··· Dataset rows ···

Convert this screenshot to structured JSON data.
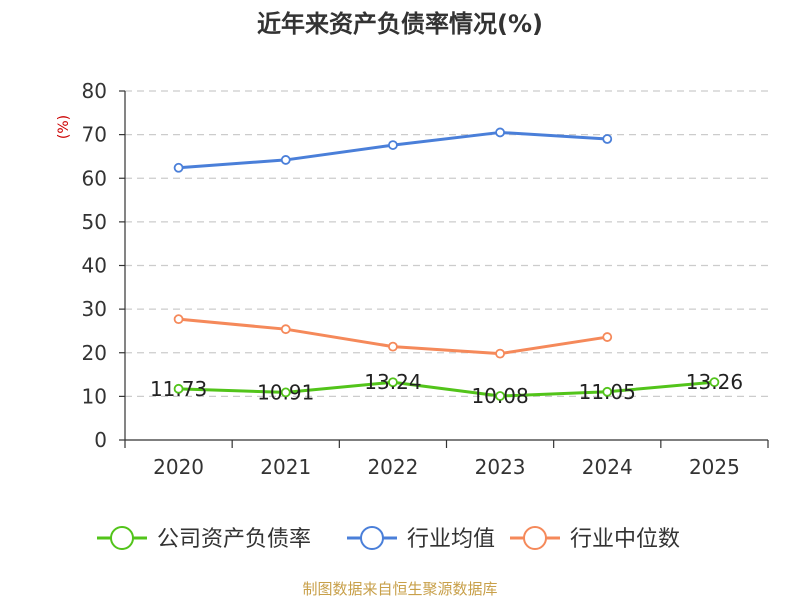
{
  "chart_data": {
    "type": "line",
    "title": "近年来资产负债率情况(%)",
    "ylabel": "(%)",
    "xlabel": "",
    "categories": [
      "2020",
      "2021",
      "2022",
      "2023",
      "2024",
      "2025"
    ],
    "ylim": [
      0,
      80
    ],
    "yticks": [
      0,
      10,
      20,
      30,
      40,
      50,
      60,
      70,
      80
    ],
    "grid": true,
    "legend_position": "bottom",
    "series": [
      {
        "name": "公司资产负债率",
        "color": "#52c41a",
        "values": [
          11.73,
          10.91,
          13.24,
          10.08,
          11.05,
          13.26
        ],
        "labels": [
          "11.73",
          "10.91",
          "13.24",
          "10.08",
          "11.05",
          "13.26"
        ]
      },
      {
        "name": "行业均值",
        "color": "#4a7fd9",
        "values": [
          62.4,
          64.2,
          67.6,
          70.5,
          69.0,
          null
        ]
      },
      {
        "name": "行业中位数",
        "color": "#f5895a",
        "values": [
          27.7,
          25.4,
          21.4,
          19.8,
          23.6,
          null
        ]
      }
    ],
    "source": "制图数据来自恒生聚源数据库",
    "source_color": "#c8a04a",
    "ylabel_color": "#cc0000"
  }
}
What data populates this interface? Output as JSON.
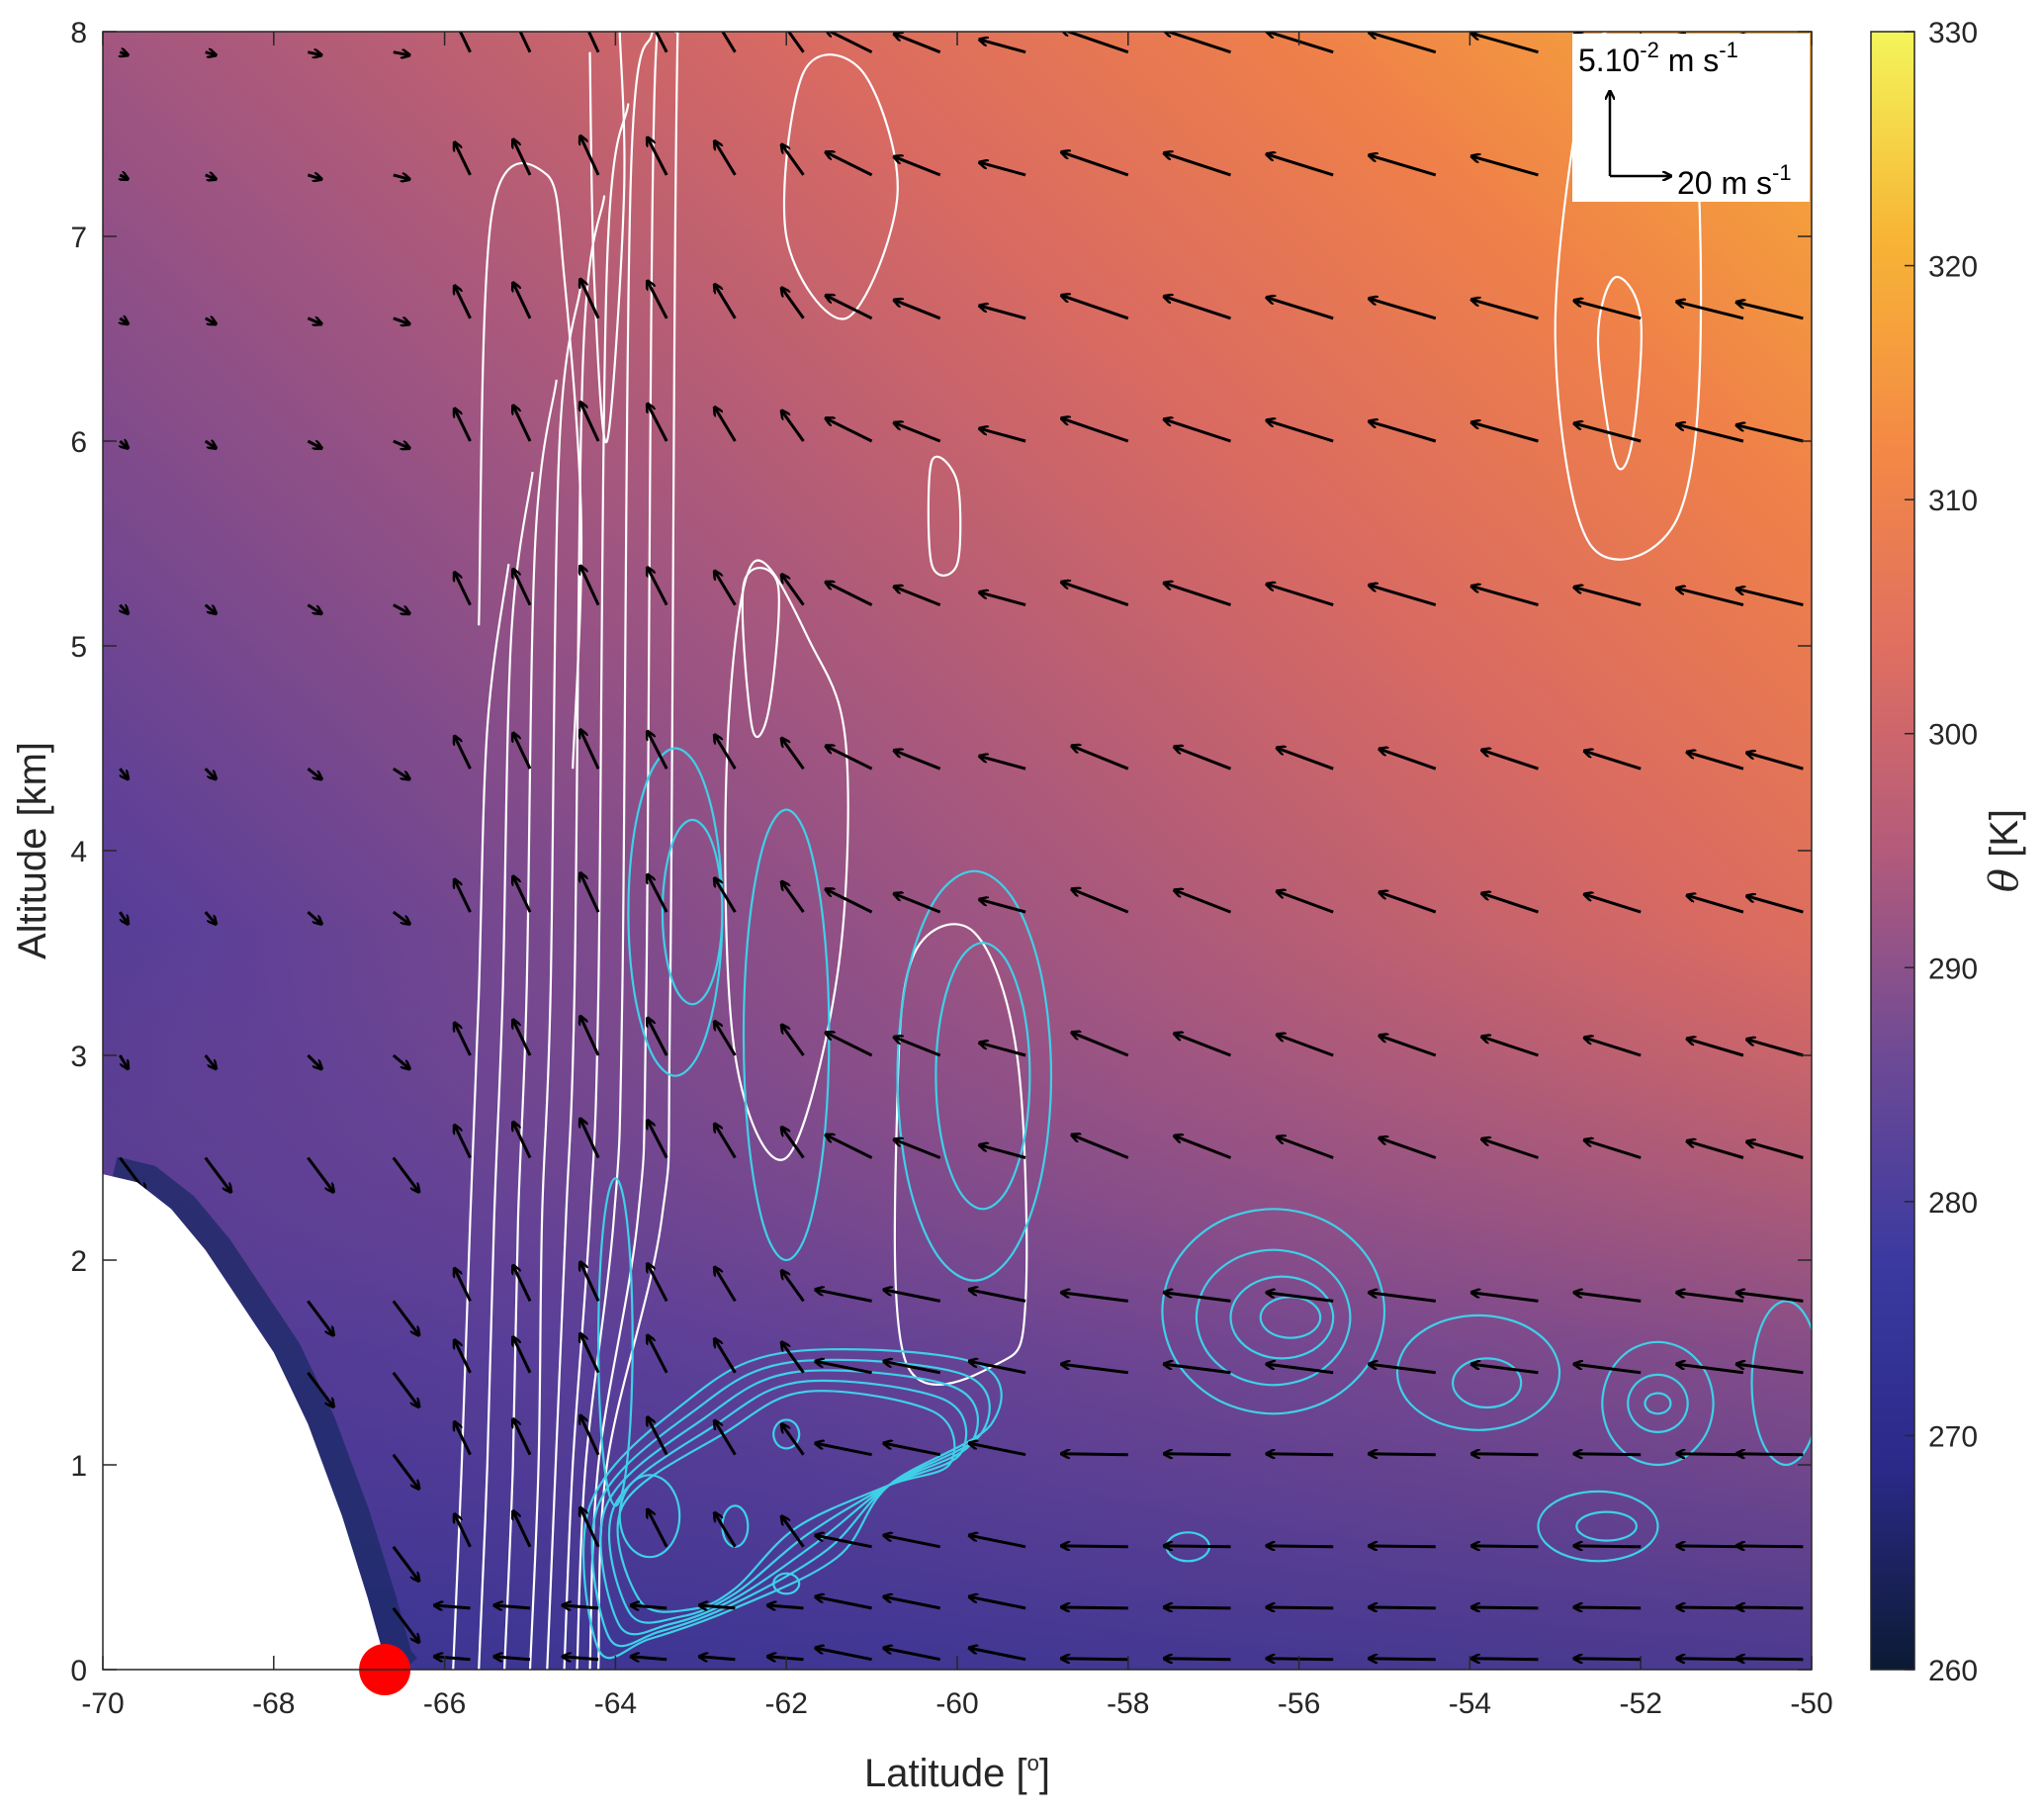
{
  "chart_data": {
    "type": "heatmap",
    "title": "",
    "xlabel": "Latitude [",
    "xlabel_sup": "o",
    "xlabel_end": "]",
    "ylabel": "Altitude [km]",
    "xlim": [
      -70,
      -50
    ],
    "ylim": [
      0,
      8
    ],
    "x_ticks": [
      -70,
      -68,
      -66,
      -64,
      -62,
      -60,
      -58,
      -56,
      -54,
      -52,
      -50
    ],
    "y_ticks": [
      0,
      1,
      2,
      3,
      4,
      5,
      6,
      7,
      8
    ],
    "colorbar": {
      "label": "θ [K]",
      "label_symbol": "θ",
      "label_unit": " [K]",
      "range": [
        260,
        330
      ],
      "ticks": [
        260,
        270,
        280,
        290,
        300,
        310,
        320,
        330
      ],
      "colors": [
        "#0c1a33",
        "#2b2a8a",
        "#3b3aa0",
        "#6e4a95",
        "#b35b7b",
        "#e06f60",
        "#f48a45",
        "#f7b535",
        "#f4f55a"
      ]
    },
    "terrain": {
      "color": "#ffffff",
      "profile": [
        [
          -70,
          2.42
        ],
        [
          -69.6,
          2.38
        ],
        [
          -69.2,
          2.25
        ],
        [
          -68.8,
          2.05
        ],
        [
          -68.4,
          1.8
        ],
        [
          -68.0,
          1.55
        ],
        [
          -67.6,
          1.2
        ],
        [
          -67.2,
          0.75
        ],
        [
          -66.9,
          0.35
        ],
        [
          -66.7,
          0.05
        ],
        [
          -66.6,
          0
        ]
      ]
    },
    "red_marker": {
      "x": -66.7,
      "y": 0,
      "color": "#ff0000"
    },
    "wind_key": {
      "vertical_label": "5.10",
      "vertical_exp": "-2",
      "vertical_unit": " m s",
      "vertical_unit_exp": "-1",
      "horizontal_label": "20 m s",
      "horizontal_exp": "-1"
    },
    "contours": {
      "white_color": "#ffffff",
      "cyan_color": "#3fd0e8"
    }
  }
}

···

Return to the listing above and set it down exactly, leaving out its pictures.

Written answer:
Convert this screenshot to structured JSON data.
{
  "chart_data": {
    "type": "line",
    "title": "近年来资产负债率情况(%)",
    "ylabel": "(%)",
    "xlabel": "",
    "categories": [
      "2020",
      "2021",
      "2022",
      "2023",
      "2024",
      "2025"
    ],
    "ylim": [
      0,
      80
    ],
    "yticks": [
      0,
      10,
      20,
      30,
      40,
      50,
      60,
      70,
      80
    ],
    "grid": true,
    "legend_position": "bottom",
    "series": [
      {
        "name": "公司资产负债率",
        "color": "#52c41a",
        "values": [
          11.73,
          10.91,
          13.24,
          10.08,
          11.05,
          13.26
        ],
        "labels": [
          "11.73",
          "10.91",
          "13.24",
          "10.08",
          "11.05",
          "13.26"
        ]
      },
      {
        "name": "行业均值",
        "color": "#4a7fd9",
        "values": [
          62.4,
          64.2,
          67.6,
          70.5,
          69.0,
          null
        ]
      },
      {
        "name": "行业中位数",
        "color": "#f5895a",
        "values": [
          27.7,
          25.4,
          21.4,
          19.8,
          23.6,
          null
        ]
      }
    ],
    "source": "制图数据来自恒生聚源数据库",
    "source_color": "#c8a04a",
    "ylabel_color": "#cc0000"
  }
}
What data populates this interface? Output as JSON.
{
  "chart_data": {
    "type": "heatmap",
    "title": "",
    "xlabel": "Latitude [",
    "xlabel_sup": "o",
    "xlabel_end": "]",
    "ylabel": "Altitude [km]",
    "xlim": [
      -70,
      -50
    ],
    "ylim": [
      0,
      8
    ],
    "x_ticks": [
      -70,
      -68,
      -66,
      -64,
      -62,
      -60,
      -58,
      -56,
      -54,
      -52,
      -50
    ],
    "y_ticks": [
      0,
      1,
      2,
      3,
      4,
      5,
      6,
      7,
      8
    ],
    "colorbar": {
      "label": "θ [K]",
      "label_symbol": "θ",
      "label_unit": " [K]",
      "range": [
        260,
        330
      ],
      "ticks": [
        260,
        270,
        280,
        290,
        300,
        310,
        320,
        330
      ],
      "colors": [
        "#0c1a33",
        "#2b2a8a",
        "#3b3aa0",
        "#6e4a95",
        "#b35b7b",
        "#e06f60",
        "#f48a45",
        "#f7b535",
        "#f4f55a"
      ]
    },
    "terrain": {
      "color": "#ffffff",
      "profile": [
        [
          -70,
          2.42
        ],
        [
          -69.6,
          2.38
        ],
        [
          -69.2,
          2.25
        ],
        [
          -68.8,
          2.05
        ],
        [
          -68.4,
          1.8
        ],
        [
          -68.0,
          1.55
        ],
        [
          -67.6,
          1.2
        ],
        [
          -67.2,
          0.75
        ],
        [
          -66.9,
          0.35
        ],
        [
          -66.7,
          0.05
        ],
        [
          -66.6,
          0
        ]
      ]
    },
    "red_marker": {
      "x": -66.7,
      "y": 0,
      "color": "#ff0000"
    },
    "wind_key": {
      "vertical_label": "5.10",
      "vertical_exp": "-2",
      "vertical_unit": " m s",
      "vertical_unit_exp": "-1",
      "horizontal_label": "20 m s",
      "horizontal_exp": "-1"
    },
    "contours": {
      "white_color": "#ffffff",
      "cyan_color": "#3fd0e8"
    }
  }
}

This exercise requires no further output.